Identify each line in the records below that contains the word "this", and copy it.

| Figure content listings |
◆ ◆ ◆ ◆ ◆

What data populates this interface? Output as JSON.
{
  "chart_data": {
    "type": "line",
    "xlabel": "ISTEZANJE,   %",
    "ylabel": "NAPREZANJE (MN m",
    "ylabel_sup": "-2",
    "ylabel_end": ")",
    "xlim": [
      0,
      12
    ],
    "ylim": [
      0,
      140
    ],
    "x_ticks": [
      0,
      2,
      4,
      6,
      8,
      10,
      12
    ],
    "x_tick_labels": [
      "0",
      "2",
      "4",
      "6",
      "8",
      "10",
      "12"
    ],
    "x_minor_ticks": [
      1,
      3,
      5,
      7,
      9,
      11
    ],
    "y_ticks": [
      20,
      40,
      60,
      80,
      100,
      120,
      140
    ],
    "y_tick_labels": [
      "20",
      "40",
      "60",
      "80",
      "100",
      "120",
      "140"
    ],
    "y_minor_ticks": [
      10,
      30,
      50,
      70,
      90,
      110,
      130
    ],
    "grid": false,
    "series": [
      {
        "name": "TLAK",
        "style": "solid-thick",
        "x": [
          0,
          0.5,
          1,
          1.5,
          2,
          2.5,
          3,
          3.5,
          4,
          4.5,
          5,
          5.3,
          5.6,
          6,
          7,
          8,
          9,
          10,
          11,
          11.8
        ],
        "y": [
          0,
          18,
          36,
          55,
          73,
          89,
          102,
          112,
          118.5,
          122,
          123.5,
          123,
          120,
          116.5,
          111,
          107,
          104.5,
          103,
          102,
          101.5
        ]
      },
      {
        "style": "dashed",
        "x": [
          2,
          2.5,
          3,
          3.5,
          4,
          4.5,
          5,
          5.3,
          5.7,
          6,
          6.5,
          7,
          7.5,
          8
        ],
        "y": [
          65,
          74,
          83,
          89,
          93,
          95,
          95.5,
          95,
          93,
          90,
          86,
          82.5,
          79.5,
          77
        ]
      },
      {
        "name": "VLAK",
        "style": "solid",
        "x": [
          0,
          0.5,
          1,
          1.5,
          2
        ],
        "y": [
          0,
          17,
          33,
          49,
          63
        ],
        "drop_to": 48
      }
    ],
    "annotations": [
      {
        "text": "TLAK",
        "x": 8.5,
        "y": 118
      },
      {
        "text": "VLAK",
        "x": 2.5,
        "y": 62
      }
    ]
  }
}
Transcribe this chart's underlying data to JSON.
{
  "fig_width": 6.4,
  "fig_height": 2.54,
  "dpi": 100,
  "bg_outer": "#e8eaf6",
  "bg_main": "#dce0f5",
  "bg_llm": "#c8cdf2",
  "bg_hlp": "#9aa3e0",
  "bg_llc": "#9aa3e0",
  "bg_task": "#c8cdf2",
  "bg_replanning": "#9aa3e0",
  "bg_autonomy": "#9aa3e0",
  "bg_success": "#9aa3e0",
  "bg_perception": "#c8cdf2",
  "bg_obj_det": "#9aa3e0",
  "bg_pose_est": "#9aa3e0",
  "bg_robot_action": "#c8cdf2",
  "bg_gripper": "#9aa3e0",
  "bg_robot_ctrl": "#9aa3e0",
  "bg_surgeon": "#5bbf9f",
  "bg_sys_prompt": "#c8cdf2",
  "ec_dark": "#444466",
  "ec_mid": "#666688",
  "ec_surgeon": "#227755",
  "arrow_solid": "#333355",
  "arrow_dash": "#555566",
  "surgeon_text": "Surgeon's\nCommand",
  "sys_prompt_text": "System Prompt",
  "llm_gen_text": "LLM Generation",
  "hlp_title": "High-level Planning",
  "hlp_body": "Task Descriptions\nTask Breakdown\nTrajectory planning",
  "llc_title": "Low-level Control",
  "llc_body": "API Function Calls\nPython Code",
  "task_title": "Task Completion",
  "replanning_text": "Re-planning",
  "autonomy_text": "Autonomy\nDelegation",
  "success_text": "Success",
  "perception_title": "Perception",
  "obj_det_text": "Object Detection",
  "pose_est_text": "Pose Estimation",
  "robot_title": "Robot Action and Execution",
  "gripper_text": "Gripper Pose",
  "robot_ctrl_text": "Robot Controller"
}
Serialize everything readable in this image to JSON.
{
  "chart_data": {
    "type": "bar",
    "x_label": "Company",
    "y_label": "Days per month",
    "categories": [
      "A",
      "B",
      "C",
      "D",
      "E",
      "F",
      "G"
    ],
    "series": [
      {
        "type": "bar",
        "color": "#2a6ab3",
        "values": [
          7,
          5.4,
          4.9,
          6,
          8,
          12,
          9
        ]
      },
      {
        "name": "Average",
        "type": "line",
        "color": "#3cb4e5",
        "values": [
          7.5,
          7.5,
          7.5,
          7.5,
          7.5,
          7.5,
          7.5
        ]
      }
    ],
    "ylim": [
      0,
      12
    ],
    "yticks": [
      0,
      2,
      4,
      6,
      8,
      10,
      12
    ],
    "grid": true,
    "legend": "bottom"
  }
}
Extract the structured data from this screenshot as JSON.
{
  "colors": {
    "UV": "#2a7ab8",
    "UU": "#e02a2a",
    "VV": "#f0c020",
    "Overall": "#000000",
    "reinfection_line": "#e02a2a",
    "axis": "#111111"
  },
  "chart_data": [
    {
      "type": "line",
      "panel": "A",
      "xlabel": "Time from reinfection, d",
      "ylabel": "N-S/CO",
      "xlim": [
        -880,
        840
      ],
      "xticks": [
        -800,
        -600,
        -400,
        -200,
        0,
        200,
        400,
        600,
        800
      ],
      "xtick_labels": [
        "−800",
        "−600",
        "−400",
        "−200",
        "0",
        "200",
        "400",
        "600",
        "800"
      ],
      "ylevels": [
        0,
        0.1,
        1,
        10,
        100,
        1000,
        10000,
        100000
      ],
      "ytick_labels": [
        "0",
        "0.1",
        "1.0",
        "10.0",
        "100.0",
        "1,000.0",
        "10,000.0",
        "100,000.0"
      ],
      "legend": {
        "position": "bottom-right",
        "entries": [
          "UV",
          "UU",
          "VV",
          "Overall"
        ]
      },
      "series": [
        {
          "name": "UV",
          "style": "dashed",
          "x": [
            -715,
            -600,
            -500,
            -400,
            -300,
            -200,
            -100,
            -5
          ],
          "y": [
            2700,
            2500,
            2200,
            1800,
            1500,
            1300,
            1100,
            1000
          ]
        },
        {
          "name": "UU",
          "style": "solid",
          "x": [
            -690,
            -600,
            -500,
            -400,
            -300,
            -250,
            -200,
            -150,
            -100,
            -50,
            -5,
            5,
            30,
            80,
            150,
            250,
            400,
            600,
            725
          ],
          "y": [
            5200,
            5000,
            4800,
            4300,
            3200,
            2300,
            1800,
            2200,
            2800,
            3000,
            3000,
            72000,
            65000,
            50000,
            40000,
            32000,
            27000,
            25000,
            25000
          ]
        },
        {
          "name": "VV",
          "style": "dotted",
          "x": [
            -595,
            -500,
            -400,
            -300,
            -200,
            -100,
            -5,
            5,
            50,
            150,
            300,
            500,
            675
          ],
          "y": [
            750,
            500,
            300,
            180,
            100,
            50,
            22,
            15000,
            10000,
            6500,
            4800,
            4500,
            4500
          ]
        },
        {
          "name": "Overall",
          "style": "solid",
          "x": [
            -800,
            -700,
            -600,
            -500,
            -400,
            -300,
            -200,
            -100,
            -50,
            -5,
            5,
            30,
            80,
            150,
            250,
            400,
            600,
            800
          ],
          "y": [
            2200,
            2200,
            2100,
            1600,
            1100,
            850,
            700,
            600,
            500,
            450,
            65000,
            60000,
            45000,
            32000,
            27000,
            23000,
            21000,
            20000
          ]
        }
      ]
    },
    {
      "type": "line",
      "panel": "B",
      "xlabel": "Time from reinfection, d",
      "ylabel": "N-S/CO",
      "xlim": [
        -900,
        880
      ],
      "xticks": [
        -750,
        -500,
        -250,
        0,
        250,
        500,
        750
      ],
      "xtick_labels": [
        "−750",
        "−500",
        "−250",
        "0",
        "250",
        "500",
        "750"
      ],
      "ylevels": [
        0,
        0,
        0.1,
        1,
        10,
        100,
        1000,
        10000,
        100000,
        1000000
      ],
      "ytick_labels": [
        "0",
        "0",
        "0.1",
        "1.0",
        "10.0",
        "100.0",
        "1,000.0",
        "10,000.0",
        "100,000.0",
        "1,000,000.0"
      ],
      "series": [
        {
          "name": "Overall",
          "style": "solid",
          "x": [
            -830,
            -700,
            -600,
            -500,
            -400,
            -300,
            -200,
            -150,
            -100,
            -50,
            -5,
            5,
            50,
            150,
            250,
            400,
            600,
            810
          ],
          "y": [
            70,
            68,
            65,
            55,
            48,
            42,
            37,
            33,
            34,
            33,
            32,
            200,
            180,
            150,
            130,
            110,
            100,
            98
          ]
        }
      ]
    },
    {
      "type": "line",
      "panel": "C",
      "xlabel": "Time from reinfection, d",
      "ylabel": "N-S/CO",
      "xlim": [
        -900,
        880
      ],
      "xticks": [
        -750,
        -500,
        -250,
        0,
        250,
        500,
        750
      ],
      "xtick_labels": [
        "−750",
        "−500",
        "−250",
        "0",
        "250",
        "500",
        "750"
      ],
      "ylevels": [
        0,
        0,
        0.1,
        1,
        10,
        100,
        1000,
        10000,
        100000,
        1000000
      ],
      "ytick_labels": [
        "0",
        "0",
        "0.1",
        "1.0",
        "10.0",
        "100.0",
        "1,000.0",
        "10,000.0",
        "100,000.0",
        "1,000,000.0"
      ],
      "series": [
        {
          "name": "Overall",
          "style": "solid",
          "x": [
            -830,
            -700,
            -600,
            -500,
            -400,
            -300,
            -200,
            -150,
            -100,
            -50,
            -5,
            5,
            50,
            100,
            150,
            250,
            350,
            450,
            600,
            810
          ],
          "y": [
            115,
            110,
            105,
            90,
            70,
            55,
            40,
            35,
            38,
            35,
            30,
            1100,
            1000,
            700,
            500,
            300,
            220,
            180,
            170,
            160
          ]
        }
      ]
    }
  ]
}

◆ ◆ ◆ ◆ ◆

| Result of the task |
What data populates this interface? Output as JSON.
Transcribe this chart's underlying data to JSON.
Serialize everything readable in this image to JSON.
Extract the structured data from this screenshot as JSON.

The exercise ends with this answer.